Challenge:
Extract the final stretch of the data: the line that contains "Decode this image" and every line after it, unaltered, and no other lines.
_ _ _ _ _ _ _
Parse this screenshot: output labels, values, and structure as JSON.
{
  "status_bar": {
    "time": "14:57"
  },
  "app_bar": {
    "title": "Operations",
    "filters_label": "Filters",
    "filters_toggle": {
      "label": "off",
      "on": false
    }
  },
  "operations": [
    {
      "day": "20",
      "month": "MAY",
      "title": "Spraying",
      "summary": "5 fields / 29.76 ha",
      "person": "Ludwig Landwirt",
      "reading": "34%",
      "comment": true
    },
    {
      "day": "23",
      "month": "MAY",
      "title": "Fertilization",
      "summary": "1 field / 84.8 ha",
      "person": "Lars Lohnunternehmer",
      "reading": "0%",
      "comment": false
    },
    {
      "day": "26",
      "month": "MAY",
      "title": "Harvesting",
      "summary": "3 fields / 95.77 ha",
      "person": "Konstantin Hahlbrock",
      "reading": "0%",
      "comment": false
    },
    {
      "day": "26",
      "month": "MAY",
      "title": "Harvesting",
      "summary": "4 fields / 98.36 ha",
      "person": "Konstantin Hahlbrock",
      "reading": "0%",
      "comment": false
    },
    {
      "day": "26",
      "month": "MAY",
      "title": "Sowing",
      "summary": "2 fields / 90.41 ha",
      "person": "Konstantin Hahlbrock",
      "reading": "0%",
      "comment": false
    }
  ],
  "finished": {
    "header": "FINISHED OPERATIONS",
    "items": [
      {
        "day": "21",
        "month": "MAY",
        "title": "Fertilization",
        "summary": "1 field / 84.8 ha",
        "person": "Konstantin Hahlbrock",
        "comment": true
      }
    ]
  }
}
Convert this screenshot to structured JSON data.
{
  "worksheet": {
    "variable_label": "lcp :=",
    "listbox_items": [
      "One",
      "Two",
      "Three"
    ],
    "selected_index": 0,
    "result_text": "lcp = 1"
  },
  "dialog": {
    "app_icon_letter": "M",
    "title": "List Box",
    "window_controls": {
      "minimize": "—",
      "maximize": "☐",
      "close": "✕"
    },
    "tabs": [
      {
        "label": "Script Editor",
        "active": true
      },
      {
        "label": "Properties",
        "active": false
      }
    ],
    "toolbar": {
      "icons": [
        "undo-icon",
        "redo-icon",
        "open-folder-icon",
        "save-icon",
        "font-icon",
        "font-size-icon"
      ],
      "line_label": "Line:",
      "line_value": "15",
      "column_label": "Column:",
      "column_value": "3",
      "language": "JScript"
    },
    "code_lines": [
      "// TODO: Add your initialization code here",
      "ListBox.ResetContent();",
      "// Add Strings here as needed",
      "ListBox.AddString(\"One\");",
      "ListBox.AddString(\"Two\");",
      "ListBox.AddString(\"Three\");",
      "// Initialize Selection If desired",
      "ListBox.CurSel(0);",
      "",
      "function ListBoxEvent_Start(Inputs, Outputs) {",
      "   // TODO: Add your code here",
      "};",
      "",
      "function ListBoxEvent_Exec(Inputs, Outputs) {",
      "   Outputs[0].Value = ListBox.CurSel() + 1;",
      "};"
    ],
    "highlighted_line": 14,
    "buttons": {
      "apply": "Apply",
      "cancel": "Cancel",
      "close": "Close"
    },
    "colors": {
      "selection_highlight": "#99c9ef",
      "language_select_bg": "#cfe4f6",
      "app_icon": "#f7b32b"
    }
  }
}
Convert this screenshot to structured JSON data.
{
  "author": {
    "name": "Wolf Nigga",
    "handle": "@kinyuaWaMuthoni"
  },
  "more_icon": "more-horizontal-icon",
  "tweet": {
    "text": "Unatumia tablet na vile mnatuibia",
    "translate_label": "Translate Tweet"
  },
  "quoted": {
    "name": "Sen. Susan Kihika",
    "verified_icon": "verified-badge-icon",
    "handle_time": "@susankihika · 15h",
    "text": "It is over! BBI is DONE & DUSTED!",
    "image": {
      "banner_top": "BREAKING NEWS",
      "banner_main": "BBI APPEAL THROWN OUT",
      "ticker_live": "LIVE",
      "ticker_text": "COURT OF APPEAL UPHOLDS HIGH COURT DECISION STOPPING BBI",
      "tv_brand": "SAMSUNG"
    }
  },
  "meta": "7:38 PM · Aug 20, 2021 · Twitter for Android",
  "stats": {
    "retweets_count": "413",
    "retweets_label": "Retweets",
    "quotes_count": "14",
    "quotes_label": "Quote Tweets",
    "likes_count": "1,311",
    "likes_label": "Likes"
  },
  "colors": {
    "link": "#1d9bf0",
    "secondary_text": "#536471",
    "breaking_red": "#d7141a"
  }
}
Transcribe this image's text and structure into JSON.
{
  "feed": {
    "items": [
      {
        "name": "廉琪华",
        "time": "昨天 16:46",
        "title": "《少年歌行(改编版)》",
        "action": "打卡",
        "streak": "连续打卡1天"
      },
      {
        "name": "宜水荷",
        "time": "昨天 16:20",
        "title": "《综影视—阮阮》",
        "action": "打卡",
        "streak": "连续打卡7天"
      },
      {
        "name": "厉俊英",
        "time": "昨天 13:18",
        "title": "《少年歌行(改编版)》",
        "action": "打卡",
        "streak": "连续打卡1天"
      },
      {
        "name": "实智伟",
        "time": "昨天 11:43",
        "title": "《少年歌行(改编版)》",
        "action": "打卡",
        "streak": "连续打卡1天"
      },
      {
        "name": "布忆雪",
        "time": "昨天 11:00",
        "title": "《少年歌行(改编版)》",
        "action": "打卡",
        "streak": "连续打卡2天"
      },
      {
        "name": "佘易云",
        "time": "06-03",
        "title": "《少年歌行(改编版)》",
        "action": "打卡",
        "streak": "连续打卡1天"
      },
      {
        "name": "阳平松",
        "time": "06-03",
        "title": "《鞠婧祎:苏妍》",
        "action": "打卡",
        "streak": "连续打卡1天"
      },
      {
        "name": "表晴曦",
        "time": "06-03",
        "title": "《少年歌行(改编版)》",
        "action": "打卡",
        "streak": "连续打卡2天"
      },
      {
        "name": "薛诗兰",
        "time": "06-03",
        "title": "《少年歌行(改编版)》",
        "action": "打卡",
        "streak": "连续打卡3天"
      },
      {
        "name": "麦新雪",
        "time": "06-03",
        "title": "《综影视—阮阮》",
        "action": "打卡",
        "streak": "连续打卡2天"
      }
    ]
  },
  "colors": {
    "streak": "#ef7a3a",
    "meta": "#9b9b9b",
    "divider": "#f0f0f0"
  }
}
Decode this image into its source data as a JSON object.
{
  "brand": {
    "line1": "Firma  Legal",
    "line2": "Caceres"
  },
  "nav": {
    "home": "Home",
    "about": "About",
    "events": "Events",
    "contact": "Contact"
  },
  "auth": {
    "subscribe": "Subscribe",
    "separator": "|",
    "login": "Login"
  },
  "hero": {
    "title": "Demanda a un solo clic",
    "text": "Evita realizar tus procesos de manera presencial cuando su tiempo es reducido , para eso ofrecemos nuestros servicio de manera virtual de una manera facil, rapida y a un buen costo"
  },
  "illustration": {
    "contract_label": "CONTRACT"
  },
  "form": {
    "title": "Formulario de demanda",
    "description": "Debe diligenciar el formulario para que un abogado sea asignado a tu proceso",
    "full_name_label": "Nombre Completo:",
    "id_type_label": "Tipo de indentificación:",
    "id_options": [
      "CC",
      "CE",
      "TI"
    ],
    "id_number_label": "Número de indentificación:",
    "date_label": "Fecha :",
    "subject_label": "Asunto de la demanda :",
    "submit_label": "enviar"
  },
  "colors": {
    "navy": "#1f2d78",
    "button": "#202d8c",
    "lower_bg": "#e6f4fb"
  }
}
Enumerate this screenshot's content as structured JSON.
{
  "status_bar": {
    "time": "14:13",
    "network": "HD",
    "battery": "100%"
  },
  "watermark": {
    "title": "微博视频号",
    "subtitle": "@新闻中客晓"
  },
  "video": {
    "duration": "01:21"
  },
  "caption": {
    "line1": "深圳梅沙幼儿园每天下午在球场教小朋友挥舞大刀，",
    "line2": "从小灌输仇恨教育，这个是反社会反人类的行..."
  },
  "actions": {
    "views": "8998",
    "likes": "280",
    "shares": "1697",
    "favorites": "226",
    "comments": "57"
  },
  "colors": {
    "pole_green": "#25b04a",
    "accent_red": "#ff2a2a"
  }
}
_ _ _ _ _ _ _
Result of this exercise:
Decode this image into its source data as a JSON object.
{
  "brand": {
    "line1": "Firma  Legal",
    "line2": "Caceres"
  },
  "nav": {
    "home": "Home",
    "about": "About",
    "events": "Events",
    "contact": "Contact"
  },
  "auth": {
    "subscribe": "Subscribe",
    "separator": "|",
    "login": "Login"
  },
  "hero": {
    "title": "Demanda a un solo clic",
    "text": "Evita realizar tus procesos de manera presencial cuando su tiempo es reducido , para eso ofrecemos nuestros servicio de manera virtual de una manera facil, rapida y a un buen costo"
  },
  "illustration": {
    "contract_label": "CONTRACT"
  },
  "form": {
    "title": "Formulario de demanda",
    "description": "Debe diligenciar el formulario para que un abogado sea asignado a tu proceso",
    "full_name_label": "Nombre Completo:",
    "id_type_label": "Tipo de indentificación:",
    "id_options": [
      "CC",
      "CE",
      "TI"
    ],
    "id_number_label": "Número de indentificación:",
    "date_label": "Fecha :",
    "subject_label": "Asunto de la demanda :",
    "submit_label": "enviar"
  },
  "colors": {
    "navy": "#1f2d78",
    "button": "#202d8c",
    "lower_bg": "#e6f4fb"
  }
}
Enumerate this screenshot's content as structured JSON.
{
  "status_bar": {
    "time": "14:13",
    "network": "HD",
    "battery": "100%"
  },
  "watermark": {
    "title": "微博视频号",
    "subtitle": "@新闻中客晓"
  },
  "video": {
    "duration": "01:21"
  },
  "caption": {
    "line1": "深圳梅沙幼儿园每天下午在球场教小朋友挥舞大刀，",
    "line2": "从小灌输仇恨教育，这个是反社会反人类的行..."
  },
  "actions": {
    "views": "8998",
    "likes": "280",
    "shares": "1697",
    "favorites": "226",
    "comments": "57"
  },
  "colors": {
    "pole_green": "#25b04a",
    "accent_red": "#ff2a2a"
  }
}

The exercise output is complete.